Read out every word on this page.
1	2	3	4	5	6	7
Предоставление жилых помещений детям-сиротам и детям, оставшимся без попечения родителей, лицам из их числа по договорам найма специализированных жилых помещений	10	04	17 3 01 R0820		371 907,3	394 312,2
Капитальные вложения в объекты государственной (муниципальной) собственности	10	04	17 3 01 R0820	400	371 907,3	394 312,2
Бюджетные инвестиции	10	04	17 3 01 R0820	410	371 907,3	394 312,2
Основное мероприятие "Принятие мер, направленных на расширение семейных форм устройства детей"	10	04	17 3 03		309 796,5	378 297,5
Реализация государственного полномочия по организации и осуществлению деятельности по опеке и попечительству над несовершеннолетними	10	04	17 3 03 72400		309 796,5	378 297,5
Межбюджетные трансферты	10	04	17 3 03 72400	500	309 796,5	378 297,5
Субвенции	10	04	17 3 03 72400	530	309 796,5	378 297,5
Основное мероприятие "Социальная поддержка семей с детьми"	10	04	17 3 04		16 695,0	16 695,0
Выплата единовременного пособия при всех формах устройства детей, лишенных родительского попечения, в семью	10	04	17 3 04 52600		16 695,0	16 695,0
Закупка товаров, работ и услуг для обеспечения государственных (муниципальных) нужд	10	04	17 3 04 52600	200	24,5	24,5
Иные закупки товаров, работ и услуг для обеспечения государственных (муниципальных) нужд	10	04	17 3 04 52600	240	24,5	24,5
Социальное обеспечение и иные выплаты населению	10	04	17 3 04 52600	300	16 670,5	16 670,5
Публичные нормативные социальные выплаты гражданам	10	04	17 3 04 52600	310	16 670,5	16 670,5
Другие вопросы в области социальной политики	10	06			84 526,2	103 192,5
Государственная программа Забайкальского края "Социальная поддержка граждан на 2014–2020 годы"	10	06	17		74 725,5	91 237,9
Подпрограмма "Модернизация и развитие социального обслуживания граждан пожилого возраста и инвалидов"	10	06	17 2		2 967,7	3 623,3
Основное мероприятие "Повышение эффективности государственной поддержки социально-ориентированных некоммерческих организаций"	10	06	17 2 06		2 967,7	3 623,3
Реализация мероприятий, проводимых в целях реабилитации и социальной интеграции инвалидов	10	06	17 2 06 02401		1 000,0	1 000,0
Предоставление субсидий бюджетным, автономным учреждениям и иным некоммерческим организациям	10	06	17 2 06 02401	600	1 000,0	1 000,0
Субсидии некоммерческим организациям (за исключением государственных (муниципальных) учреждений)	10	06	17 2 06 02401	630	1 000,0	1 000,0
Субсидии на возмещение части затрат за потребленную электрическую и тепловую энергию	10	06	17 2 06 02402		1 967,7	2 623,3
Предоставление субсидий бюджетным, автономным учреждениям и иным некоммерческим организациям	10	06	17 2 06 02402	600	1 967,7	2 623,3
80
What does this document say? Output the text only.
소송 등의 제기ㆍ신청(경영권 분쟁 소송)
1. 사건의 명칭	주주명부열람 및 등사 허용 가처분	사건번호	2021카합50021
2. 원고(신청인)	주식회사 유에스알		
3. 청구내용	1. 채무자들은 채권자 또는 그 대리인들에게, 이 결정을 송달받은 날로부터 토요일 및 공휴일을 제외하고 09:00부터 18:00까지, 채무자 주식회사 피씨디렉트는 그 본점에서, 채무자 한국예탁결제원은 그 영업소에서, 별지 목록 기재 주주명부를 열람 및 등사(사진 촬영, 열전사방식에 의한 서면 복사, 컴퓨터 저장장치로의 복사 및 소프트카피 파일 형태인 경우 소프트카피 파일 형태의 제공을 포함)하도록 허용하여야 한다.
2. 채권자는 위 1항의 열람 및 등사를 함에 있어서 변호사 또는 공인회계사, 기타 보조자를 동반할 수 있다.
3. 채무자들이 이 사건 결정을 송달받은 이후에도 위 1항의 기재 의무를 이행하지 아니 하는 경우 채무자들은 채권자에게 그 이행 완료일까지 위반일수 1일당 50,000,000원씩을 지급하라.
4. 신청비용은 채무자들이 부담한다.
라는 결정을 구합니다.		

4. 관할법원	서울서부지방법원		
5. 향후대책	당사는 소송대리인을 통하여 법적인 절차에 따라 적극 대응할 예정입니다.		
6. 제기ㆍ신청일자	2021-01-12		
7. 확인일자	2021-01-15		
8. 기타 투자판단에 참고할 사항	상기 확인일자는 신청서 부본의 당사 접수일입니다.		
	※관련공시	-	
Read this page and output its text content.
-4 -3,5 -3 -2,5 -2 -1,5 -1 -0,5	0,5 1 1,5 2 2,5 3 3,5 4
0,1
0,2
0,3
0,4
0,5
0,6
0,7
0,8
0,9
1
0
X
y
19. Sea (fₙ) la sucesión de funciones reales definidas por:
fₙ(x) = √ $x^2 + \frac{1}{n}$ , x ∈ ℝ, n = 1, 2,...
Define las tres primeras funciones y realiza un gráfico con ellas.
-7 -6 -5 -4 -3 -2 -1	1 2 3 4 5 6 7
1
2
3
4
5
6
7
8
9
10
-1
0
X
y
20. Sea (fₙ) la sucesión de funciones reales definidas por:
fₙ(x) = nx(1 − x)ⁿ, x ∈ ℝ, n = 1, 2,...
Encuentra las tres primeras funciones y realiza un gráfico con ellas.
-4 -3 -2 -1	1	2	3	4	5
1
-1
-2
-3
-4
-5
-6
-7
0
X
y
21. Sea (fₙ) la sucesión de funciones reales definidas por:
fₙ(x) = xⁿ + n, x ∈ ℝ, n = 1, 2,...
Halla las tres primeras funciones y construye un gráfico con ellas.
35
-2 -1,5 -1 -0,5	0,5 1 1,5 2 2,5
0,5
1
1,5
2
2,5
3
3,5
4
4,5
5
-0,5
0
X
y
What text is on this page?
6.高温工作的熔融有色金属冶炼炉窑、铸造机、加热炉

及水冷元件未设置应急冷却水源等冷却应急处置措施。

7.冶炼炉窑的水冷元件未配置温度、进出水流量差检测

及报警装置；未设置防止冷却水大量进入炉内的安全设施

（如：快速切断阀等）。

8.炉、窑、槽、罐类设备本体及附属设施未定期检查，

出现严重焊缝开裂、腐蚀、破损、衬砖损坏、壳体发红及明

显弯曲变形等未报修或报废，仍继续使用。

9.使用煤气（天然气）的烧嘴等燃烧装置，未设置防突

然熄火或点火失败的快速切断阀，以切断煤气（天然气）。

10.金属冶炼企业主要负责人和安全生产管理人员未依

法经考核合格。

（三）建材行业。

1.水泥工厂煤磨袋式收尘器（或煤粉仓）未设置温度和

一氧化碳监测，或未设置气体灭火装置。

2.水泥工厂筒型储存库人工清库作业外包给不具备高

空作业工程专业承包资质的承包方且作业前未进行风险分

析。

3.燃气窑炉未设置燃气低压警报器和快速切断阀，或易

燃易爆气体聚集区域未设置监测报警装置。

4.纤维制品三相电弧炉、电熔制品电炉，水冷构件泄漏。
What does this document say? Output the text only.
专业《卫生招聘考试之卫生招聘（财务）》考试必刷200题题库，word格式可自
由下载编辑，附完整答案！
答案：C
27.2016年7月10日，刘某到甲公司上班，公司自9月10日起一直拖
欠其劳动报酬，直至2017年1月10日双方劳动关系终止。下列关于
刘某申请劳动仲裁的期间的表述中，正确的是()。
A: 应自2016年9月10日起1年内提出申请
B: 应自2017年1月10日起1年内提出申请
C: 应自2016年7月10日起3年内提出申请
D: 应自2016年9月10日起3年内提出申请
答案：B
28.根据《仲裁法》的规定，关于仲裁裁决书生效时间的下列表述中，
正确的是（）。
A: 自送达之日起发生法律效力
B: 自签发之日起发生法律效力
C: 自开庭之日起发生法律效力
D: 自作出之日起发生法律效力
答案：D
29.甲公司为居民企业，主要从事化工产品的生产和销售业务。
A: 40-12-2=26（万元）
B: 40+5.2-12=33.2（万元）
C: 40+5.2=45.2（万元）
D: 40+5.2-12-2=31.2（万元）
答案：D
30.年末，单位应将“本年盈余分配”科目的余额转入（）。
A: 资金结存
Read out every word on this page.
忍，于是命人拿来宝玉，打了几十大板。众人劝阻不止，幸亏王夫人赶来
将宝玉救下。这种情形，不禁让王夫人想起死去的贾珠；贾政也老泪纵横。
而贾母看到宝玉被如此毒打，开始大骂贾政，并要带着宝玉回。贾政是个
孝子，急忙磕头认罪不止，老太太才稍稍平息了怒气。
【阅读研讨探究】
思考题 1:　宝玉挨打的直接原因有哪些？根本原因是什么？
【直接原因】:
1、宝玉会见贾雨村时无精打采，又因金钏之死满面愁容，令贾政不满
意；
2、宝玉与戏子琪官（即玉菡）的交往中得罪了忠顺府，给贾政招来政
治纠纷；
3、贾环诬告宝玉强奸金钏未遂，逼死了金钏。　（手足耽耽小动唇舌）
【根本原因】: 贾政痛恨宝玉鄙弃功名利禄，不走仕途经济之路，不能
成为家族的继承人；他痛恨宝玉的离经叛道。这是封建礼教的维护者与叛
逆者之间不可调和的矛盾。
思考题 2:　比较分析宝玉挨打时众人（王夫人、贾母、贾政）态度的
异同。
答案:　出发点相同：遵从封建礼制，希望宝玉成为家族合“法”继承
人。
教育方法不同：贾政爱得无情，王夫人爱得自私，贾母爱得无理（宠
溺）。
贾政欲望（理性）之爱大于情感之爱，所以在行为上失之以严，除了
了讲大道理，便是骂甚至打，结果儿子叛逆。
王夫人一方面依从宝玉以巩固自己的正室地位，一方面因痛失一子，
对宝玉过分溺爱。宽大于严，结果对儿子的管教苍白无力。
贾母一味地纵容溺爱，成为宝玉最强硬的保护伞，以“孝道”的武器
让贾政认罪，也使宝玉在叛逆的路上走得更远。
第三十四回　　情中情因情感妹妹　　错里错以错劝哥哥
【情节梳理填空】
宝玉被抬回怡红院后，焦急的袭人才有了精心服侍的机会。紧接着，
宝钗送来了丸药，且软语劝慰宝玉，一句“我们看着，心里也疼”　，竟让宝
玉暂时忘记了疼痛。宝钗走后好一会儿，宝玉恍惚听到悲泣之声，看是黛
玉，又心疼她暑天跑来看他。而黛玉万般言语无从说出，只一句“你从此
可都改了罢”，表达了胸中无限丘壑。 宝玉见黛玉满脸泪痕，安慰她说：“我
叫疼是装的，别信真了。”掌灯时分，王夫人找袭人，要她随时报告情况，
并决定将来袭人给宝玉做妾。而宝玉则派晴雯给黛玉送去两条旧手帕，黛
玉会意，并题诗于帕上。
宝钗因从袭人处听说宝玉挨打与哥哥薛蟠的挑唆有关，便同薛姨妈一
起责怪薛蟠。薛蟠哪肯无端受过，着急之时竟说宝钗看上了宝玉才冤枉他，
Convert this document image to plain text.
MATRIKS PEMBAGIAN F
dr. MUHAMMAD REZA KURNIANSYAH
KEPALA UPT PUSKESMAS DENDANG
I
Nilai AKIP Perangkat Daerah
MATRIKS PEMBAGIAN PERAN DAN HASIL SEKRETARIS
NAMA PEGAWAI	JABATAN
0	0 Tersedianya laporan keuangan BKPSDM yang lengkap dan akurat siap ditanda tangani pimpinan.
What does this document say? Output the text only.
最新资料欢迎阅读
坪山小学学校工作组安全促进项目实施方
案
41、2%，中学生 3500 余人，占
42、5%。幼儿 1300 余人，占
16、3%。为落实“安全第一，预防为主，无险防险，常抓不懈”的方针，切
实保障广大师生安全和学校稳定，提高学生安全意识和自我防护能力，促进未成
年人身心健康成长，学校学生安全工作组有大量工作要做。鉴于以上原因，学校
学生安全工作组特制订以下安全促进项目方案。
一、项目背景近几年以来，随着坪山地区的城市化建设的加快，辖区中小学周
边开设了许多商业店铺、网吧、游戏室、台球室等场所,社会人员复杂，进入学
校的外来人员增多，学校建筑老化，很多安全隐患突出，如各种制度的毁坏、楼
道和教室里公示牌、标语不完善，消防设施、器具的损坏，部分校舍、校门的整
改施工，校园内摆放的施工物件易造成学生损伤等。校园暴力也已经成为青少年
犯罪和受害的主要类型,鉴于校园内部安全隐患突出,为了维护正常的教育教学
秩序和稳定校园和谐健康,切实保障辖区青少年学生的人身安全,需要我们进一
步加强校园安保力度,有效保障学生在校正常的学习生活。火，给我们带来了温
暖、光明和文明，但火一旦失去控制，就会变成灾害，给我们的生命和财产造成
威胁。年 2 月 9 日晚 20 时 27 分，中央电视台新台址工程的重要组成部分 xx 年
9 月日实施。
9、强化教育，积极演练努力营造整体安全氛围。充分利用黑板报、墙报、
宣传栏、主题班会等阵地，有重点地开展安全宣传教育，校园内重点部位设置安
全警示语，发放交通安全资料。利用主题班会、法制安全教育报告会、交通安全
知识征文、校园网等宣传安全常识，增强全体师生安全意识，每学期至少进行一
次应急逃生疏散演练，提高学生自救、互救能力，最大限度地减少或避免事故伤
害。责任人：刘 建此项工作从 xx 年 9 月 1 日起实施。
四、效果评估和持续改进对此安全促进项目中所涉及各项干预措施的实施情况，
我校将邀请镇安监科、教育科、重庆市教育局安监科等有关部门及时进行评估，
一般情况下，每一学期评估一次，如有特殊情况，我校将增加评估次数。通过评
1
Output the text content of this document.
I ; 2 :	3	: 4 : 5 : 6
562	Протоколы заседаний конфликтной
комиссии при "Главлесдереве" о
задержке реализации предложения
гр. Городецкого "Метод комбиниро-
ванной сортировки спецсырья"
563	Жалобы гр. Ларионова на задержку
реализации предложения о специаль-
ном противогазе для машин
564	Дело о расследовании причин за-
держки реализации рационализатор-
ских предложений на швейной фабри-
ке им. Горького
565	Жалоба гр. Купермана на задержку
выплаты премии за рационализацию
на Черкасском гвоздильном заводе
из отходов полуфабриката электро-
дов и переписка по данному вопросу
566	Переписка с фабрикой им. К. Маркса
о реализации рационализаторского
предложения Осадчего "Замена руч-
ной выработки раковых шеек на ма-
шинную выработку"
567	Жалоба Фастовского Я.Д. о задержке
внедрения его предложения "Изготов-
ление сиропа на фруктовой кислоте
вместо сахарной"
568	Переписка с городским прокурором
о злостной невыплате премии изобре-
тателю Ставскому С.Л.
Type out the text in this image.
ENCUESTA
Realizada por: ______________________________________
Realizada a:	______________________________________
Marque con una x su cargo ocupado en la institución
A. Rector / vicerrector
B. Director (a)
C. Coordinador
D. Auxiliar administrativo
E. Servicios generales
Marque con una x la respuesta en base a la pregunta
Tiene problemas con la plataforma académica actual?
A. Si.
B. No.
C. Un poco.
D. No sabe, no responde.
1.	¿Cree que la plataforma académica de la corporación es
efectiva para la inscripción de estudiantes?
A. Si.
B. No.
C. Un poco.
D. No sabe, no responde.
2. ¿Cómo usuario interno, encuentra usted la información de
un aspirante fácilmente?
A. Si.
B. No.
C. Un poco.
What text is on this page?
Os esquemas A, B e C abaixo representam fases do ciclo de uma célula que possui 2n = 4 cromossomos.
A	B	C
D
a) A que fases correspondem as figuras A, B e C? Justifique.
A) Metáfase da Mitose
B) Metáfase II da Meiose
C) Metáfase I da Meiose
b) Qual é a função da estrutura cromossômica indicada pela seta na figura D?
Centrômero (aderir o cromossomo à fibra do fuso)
——————
__TASK GOAL__:
Go through the listing above and pull out each line containing the word "товаров".

__RESPONSE FOR THIS EXERCISE__:
Закупка товаров, работ и услуг для обеспечения государственных (муниципальных) нужд	10	04	17 3 04 52600	200	24,5	24,5
Иные закупки товаров, работ и услуг для обеспечения государственных (муниципальных) нужд	10	04	17 3 04 52600	240	24,5	24,5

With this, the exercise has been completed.